### Required task
Beneath this task is a listing. State how many of its lines include the string "المؤمنون", giving nothing but the number.

+ + + + + + +

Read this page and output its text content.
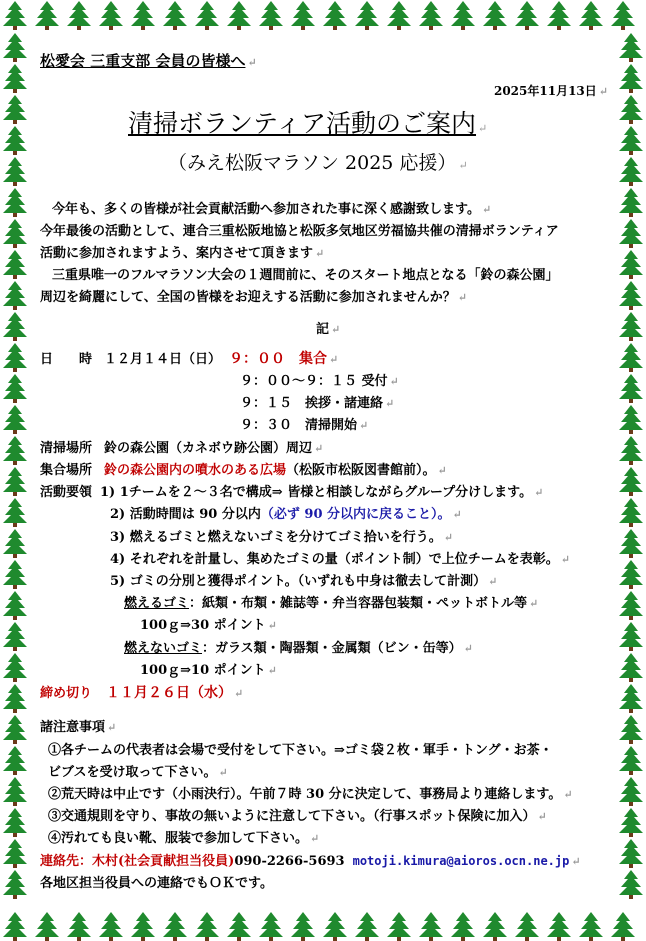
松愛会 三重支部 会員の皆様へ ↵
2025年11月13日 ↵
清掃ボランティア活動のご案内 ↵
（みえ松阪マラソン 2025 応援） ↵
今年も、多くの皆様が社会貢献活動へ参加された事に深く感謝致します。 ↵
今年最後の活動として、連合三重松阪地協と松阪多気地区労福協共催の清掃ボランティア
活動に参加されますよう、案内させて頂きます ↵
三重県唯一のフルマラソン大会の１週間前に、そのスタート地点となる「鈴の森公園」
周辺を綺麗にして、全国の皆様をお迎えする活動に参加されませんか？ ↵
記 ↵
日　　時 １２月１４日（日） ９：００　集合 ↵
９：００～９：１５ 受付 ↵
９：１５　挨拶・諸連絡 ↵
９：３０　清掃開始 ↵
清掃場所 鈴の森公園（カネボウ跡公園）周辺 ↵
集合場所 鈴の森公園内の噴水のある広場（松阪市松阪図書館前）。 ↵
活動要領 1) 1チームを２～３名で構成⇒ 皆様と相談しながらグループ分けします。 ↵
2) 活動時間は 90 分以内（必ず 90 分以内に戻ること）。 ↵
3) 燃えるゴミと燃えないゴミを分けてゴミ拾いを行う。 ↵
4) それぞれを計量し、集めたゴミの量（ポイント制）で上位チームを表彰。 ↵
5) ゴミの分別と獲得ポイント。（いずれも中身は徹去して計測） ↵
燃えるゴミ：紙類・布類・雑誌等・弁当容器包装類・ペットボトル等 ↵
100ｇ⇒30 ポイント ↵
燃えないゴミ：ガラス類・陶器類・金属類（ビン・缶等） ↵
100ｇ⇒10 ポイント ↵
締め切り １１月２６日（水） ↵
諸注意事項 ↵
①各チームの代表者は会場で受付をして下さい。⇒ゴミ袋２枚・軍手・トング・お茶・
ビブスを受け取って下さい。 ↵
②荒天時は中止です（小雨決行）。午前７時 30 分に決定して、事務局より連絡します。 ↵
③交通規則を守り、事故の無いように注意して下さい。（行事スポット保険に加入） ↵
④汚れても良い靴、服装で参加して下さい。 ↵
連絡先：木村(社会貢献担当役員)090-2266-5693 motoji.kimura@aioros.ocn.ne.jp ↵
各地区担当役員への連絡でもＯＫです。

+ + + + + + +

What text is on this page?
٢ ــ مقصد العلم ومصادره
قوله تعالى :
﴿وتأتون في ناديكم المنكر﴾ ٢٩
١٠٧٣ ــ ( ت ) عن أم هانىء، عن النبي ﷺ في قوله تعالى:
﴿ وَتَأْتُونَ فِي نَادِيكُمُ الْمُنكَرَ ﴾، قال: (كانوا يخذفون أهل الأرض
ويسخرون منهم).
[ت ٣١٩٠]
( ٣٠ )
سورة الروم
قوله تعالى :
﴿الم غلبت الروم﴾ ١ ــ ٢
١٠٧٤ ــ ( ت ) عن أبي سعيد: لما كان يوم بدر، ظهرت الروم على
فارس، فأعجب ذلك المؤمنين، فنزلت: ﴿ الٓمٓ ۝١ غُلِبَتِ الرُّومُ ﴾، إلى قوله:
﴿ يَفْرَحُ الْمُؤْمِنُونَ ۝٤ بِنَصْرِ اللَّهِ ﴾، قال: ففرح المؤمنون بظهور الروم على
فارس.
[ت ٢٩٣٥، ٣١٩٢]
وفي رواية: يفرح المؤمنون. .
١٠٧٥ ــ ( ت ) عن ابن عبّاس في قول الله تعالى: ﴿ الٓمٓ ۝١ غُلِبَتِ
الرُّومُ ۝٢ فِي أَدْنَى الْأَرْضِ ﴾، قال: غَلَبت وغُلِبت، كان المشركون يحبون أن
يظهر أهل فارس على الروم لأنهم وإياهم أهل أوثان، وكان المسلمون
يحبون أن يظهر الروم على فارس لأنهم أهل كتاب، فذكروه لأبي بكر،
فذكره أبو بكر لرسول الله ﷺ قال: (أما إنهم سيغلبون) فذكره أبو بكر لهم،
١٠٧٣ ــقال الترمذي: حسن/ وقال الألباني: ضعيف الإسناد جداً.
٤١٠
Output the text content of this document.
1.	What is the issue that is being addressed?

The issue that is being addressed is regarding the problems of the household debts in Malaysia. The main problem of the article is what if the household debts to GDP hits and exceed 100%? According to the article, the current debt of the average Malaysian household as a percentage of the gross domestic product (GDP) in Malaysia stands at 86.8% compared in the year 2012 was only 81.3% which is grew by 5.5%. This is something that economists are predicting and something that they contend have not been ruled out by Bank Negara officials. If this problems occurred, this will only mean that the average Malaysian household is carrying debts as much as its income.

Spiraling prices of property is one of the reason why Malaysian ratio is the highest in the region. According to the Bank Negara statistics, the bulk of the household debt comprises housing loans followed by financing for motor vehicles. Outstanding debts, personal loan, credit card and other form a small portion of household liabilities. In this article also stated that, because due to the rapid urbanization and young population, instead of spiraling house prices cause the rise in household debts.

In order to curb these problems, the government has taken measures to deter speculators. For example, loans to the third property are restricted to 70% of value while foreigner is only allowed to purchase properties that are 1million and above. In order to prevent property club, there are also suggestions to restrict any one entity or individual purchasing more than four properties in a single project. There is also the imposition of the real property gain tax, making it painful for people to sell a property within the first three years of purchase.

+ + + + + + +

### Expected answer
2